- **Extracted entries**
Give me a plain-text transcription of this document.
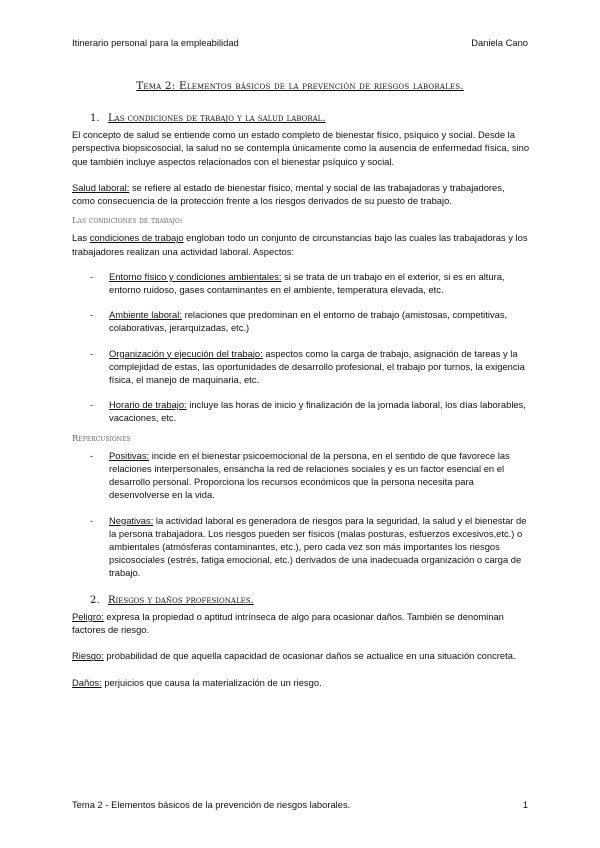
Itinerario personal para la empleabilidad	Daniela Cano
Tema 2: Elementos básicos de la prevención de riesgos laborales.
1. Las condiciones de trabajo y la salud laboral.

El concepto de salud se entiende como un estado completo de bienestar físico, psíquico y social. Desde la perspectiva biopsicosocial, la salud no se contempla únicamente como la ausencia de enfermedad física, sino que también incluye aspectos relacionados con el bienestar psíquico y social.

Salud laboral: se refiere al estado de bienestar físico, mental y social de las trabajadoras y trabajadores, como consecuencia de la protección frente a los riesgos derivados de su puesto de trabajo.

Las condiciones de trabajo:

Las condiciones de trabajo engloban todo un conjunto de circunstancias bajo las cuales las trabajadoras y los trabajadores realizan una actividad laboral. Aspectos:

- Entorno físico y condiciones ambientales: si se trata de un trabajo en el exterior, si es en altura, entorno ruidoso, gases contaminantes en el ambiente, temperatura elevada, etc.
- Ambiente laboral: relaciones que predominan en el entorno de trabajo (amistosas, competitivas, colaborativas, jerarquizadas, etc.)
- Organización y ejecución del trabajo: aspectos como la carga de trabajo, asignación de tareas y la complejidad de estas, las oportunidades de desarrollo profesional, el trabajo por turnos, la exigencia física, el manejo de maquinaria, etc.
- Horario de trabajo: incluye las horas de inicio y finalización de la jornada laboral, los días laborables, vacaciones, etc.
Repercusiones
- Positivas: incide en el bienestar psicoemocional de la persona, en el sentido de que favorece las relaciones interpersonales, ensancha la red de relaciones sociales y es un factor esencial en el desarrollo personal. Proporciona los recursos económicos que la persona necesita para desenvolverse en la vida.
- Negativas: la actividad laboral es generadora de riesgos para la seguridad, la salud y el bienestar de la persona trabajadora. Los riesgos pueden ser físicos (malas posturas, esfuerzos excesivos,etc.) o ambientales (atmósferas contaminantes, etc.), pero cada vez son más importantes los riesgos psicosociales (estrés, fatiga emocional, etc.) derivados de una inadecuada organización o carga de trabajo.
2. Riesgos y daños profesionales.

Peligro: expresa la propiedad o aptitud intrínseca de algo para ocasionar daños. También se denominan factores de riesgo.

Riesgo: probabilidad de que aquella capacidad de ocasionar daños se actualice en una situación concreta.

Daños: perjuicios que causa la materialización de un riesgo.

Tema 2 - Elementos básicos de la prevención de riesgos laborales.	1
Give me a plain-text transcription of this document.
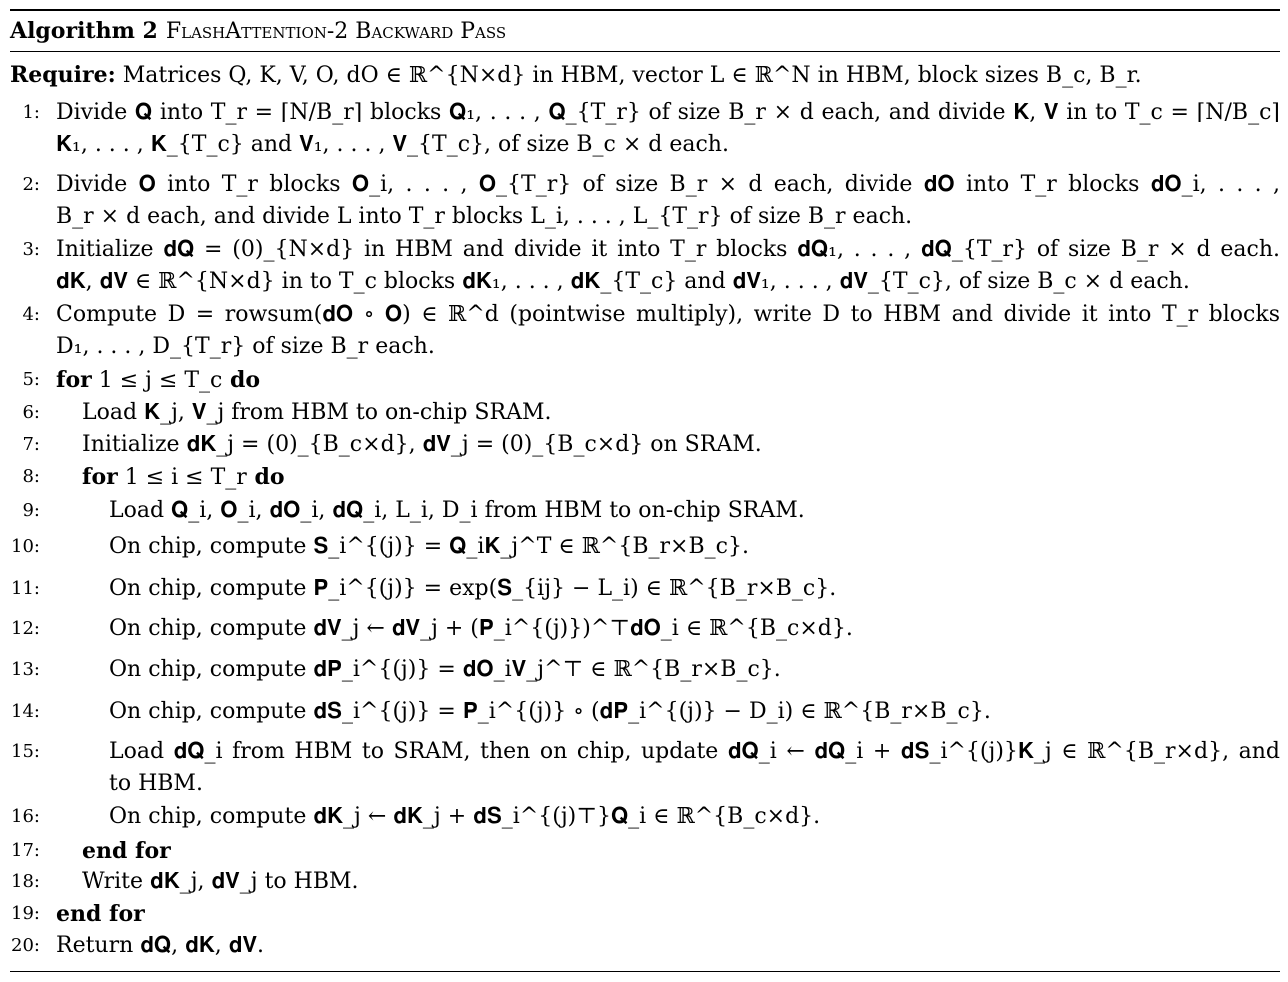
Algorithm 2 FlashAttention-2 Backward Pass
Require: Matrices Q, K, V, O, dO ∈ ℝ^{N×d} in HBM, vector L ∈ ℝ^N in HBM, block sizes B_c, B_r.
1: Divide 𝐐 into T_r = ⌈N/B_r⌉ blocks 𝐐₁, . . . , 𝐐_{T_r} of size B_r × d each, and divide 𝐊, 𝐕 in to T_c = ⌈N/B_c⌉
𝐊₁, . . . , 𝐊_{T_c} and 𝐕₁, . . . , 𝐕_{T_c}, of size B_c × d each.
2: Divide 𝐎 into T_r blocks 𝐎_i, . . . , 𝐎_{T_r} of size B_r × d each, divide 𝐝𝐎 into T_r blocks 𝐝𝐎_i, . . . ,
B_r × d each, and divide L into T_r blocks L_i, . . . , L_{T_r} of size B_r each.
3: Initialize 𝐝𝐐 = (0)_{N×d} in HBM and divide it into T_r blocks 𝐝𝐐₁, . . . , 𝐝𝐐_{T_r} of size B_r × d each.
𝐝𝐊, 𝐝𝐕 ∈ ℝ^{N×d} in to T_c blocks 𝐝𝐊₁, . . . , 𝐝𝐊_{T_c} and 𝐝𝐕₁, . . . , 𝐝𝐕_{T_c}, of size B_c × d each.
4: Compute D = rowsum(𝐝𝐎 ∘ 𝐎) ∈ ℝ^d (pointwise multiply), write D to HBM and divide it into T_r blocks
D₁, . . . , D_{T_r} of size B_r each.
5: for 1 ≤ j ≤ T_c do
6: Load 𝐊_j, 𝐕_j from HBM to on-chip SRAM.
7: Initialize 𝐝𝐊_j = (0)_{B_c×d}, 𝐝𝐕_j = (0)_{B_c×d} on SRAM.
8: for 1 ≤ i ≤ T_r do
9:	Load 𝐐_i, 𝐎_i, 𝐝𝐎_i, 𝐝𝐐_i, L_i, D_i from HBM to on-chip SRAM.
10:	On chip, compute 𝐒_i^{(j)} = 𝐐_i𝐊_j^T ∈ ℝ^{B_r×B_c}.
11:	On chip, compute 𝐏_i^{(j)} = exp(𝐒_{ij} − L_i) ∈ ℝ^{B_r×B_c}.
12:	On chip, compute 𝐝𝐕_j ← 𝐝𝐕_j + (𝐏_i^{(j)})^⊤𝐝𝐎_i ∈ ℝ^{B_c×d}.
13:	On chip, compute 𝐝𝐏_i^{(j)} = 𝐝𝐎_i𝐕_j^⊤ ∈ ℝ^{B_r×B_c}.
14:	On chip, compute 𝐝𝐒_i^{(j)} = 𝐏_i^{(j)} ∘ (𝐝𝐏_i^{(j)} − D_i) ∈ ℝ^{B_r×B_c}.
15:	Load 𝐝𝐐_i from HBM to SRAM, then on chip, update 𝐝𝐐_i ← 𝐝𝐐_i + 𝐝𝐒_i^{(j)}𝐊_j ∈ ℝ^{B_r×d}, and
to HBM.
16:	On chip, compute 𝐝𝐊_j ← 𝐝𝐊_j + 𝐝𝐒_i^{(j)⊤}𝐐_i ∈ ℝ^{B_c×d}.
17: end for
18: Write 𝐝𝐊_j, 𝐝𝐕_j to HBM.
19: end for
20: Return 𝐝𝐐, 𝐝𝐊, 𝐝𝐕.
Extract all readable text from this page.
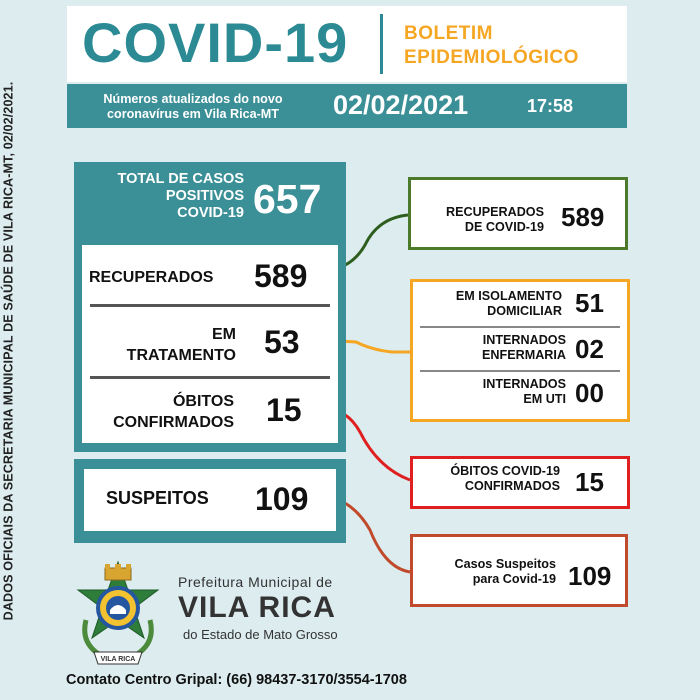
DADOS OFICIAIS DA SECRETARIA MUNICIPAL DE SAÚDE DE VILA RICA-MT, 02/02/2021.
COVID-19	BOLETIM
EPIDEMIOLÓGICO
Números atualizados do novo
coronavírus em Vila Rica-MT	02/02/2021	17:58
TOTAL DE CASOS
POSITIVOS
COVID-19 657
RECUPERADOS 589
EM
TRATAMENTO 53
ÓBITOS
CONFIRMADOS 15
SUSPEITOS 109
RECUPERADOS
DE COVID-19 589
EM ISOLAMENTO
DOMICILIAR 51
INTERNADOS
ENFERMARIA 02
INTERNADOS
EM UTI 00
ÓBITOS COVID-19
CONFIRMADOS 15
Casos Suspeitos
para Covid-19 109
VILA RICA
Prefeitura Municipal de
VILA RICA
do Estado de Mato Grosso
Contato Centro Gripal: (66) 98437-3170/3554-1708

- **What the task asks**
Leave out the pictures and copy every record above exactly.

- **Task response**
Give me a plain-text transcription of this document.
Itinerario personal para la empleabilidad	Daniela Cano
Tema 2: Elementos básicos de la prevención de riesgos laborales.
1. Las condiciones de trabajo y la salud laboral.

El concepto de salud se entiende como un estado completo de bienestar físico, psíquico y social. Desde la perspectiva biopsicosocial, la salud no se contempla únicamente como la ausencia de enfermedad física, sino que también incluye aspectos relacionados con el bienestar psíquico y social.

Salud laboral: se refiere al estado de bienestar físico, mental y social de las trabajadoras y trabajadores, como consecuencia de la protección frente a los riesgos derivados de su puesto de trabajo.

Las condiciones de trabajo:

Las condiciones de trabajo engloban todo un conjunto de circunstancias bajo las cuales las trabajadoras y los trabajadores realizan una actividad laboral. Aspectos:

- Entorno físico y condiciones ambientales: si se trata de un trabajo en el exterior, si es en altura, entorno ruidoso, gases contaminantes en el ambiente, temperatura elevada, etc.
- Ambiente laboral: relaciones que predominan en el entorno de trabajo (amistosas, competitivas, colaborativas, jerarquizadas, etc.)
- Organización y ejecución del trabajo: aspectos como la carga de trabajo, asignación de tareas y la complejidad de estas, las oportunidades de desarrollo profesional, el trabajo por turnos, la exigencia física, el manejo de maquinaria, etc.
- Horario de trabajo: incluye las horas de inicio y finalización de la jornada laboral, los días laborables, vacaciones, etc.
Repercusiones
- Positivas: incide en el bienestar psicoemocional de la persona, en el sentido de que favorece las relaciones interpersonales, ensancha la red de relaciones sociales y es un factor esencial en el desarrollo personal. Proporciona los recursos económicos que la persona necesita para desenvolverse en la vida.
- Negativas: la actividad laboral es generadora de riesgos para la seguridad, la salud y el bienestar de la persona trabajadora. Los riesgos pueden ser físicos (malas posturas, esfuerzos excesivos,etc.) o ambientales (atmósferas contaminantes, etc.), pero cada vez son más importantes los riesgos psicosociales (estrés, fatiga emocional, etc.) derivados de una inadecuada organización o carga de trabajo.
2. Riesgos y daños profesionales.

Peligro: expresa la propiedad o aptitud intrínseca de algo para ocasionar daños. También se denominan factores de riesgo.

Riesgo: probabilidad de que aquella capacidad de ocasionar daños se actualice en una situación concreta.

Daños: perjuicios que causa la materialización de un riesgo.

Tema 2 - Elementos básicos de la prevención de riesgos laborales.	1
Give me a plain-text transcription of this document.
Algorithm 2 FlashAttention-2 Backward Pass
Require: Matrices Q, K, V, O, dO ∈ ℝ^{N×d} in HBM, vector L ∈ ℝ^N in HBM, block sizes B_c, B_r.
1: Divide 𝐐 into T_r = ⌈N/B_r⌉ blocks 𝐐₁, . . . , 𝐐_{T_r} of size B_r × d each, and divide 𝐊, 𝐕 in to T_c = ⌈N/B_c⌉
𝐊₁, . . . , 𝐊_{T_c} and 𝐕₁, . . . , 𝐕_{T_c}, of size B_c × d each.
2: Divide 𝐎 into T_r blocks 𝐎_i, . . . , 𝐎_{T_r} of size B_r × d each, divide 𝐝𝐎 into T_r blocks 𝐝𝐎_i, . . . ,
B_r × d each, and divide L into T_r blocks L_i, . . . , L_{T_r} of size B_r each.
3: Initialize 𝐝𝐐 = (0)_{N×d} in HBM and divide it into T_r blocks 𝐝𝐐₁, . . . , 𝐝𝐐_{T_r} of size B_r × d each.
𝐝𝐊, 𝐝𝐕 ∈ ℝ^{N×d} in to T_c blocks 𝐝𝐊₁, . . . , 𝐝𝐊_{T_c} and 𝐝𝐕₁, . . . , 𝐝𝐕_{T_c}, of size B_c × d each.
4: Compute D = rowsum(𝐝𝐎 ∘ 𝐎) ∈ ℝ^d (pointwise multiply), write D to HBM and divide it into T_r blocks
D₁, . . . , D_{T_r} of size B_r each.
5: for 1 ≤ j ≤ T_c do
6: Load 𝐊_j, 𝐕_j from HBM to on-chip SRAM.
7: Initialize 𝐝𝐊_j = (0)_{B_c×d}, 𝐝𝐕_j = (0)_{B_c×d} on SRAM.
8: for 1 ≤ i ≤ T_r do
9:	Load 𝐐_i, 𝐎_i, 𝐝𝐎_i, 𝐝𝐐_i, L_i, D_i from HBM to on-chip SRAM.
10:	On chip, compute 𝐒_i^{(j)} = 𝐐_i𝐊_j^T ∈ ℝ^{B_r×B_c}.
11:	On chip, compute 𝐏_i^{(j)} = exp(𝐒_{ij} − L_i) ∈ ℝ^{B_r×B_c}.
12:	On chip, compute 𝐝𝐕_j ← 𝐝𝐕_j + (𝐏_i^{(j)})^⊤𝐝𝐎_i ∈ ℝ^{B_c×d}.
13:	On chip, compute 𝐝𝐏_i^{(j)} = 𝐝𝐎_i𝐕_j^⊤ ∈ ℝ^{B_r×B_c}.
14:	On chip, compute 𝐝𝐒_i^{(j)} = 𝐏_i^{(j)} ∘ (𝐝𝐏_i^{(j)} − D_i) ∈ ℝ^{B_r×B_c}.
15:	Load 𝐝𝐐_i from HBM to SRAM, then on chip, update 𝐝𝐐_i ← 𝐝𝐐_i + 𝐝𝐒_i^{(j)}𝐊_j ∈ ℝ^{B_r×d}, and
to HBM.
16:	On chip, compute 𝐝𝐊_j ← 𝐝𝐊_j + 𝐝𝐒_i^{(j)⊤}𝐐_i ∈ ℝ^{B_c×d}.
17: end for
18: Write 𝐝𝐊_j, 𝐝𝐕_j to HBM.
19: end for
20: Return 𝐝𝐐, 𝐝𝐊, 𝐝𝐕.
Extract all readable text from this page.
DADOS OFICIAIS DA SECRETARIA MUNICIPAL DE SAÚDE DE VILA RICA-MT, 02/02/2021.
COVID-19	BOLETIM
EPIDEMIOLÓGICO
Números atualizados do novo
coronavírus em Vila Rica-MT	02/02/2021	17:58
TOTAL DE CASOS
POSITIVOS
COVID-19 657
RECUPERADOS 589
EM
TRATAMENTO 53
ÓBITOS
CONFIRMADOS 15
SUSPEITOS 109
RECUPERADOS
DE COVID-19 589
EM ISOLAMENTO
DOMICILIAR 51
INTERNADOS
ENFERMARIA 02
INTERNADOS
EM UTI 00
ÓBITOS COVID-19
CONFIRMADOS 15
Casos Suspeitos
para Covid-19 109
VILA RICA
Prefeitura Municipal de
VILA RICA
do Estado de Mato Grosso
Contato Centro Gripal: (66) 98437-3170/3554-1708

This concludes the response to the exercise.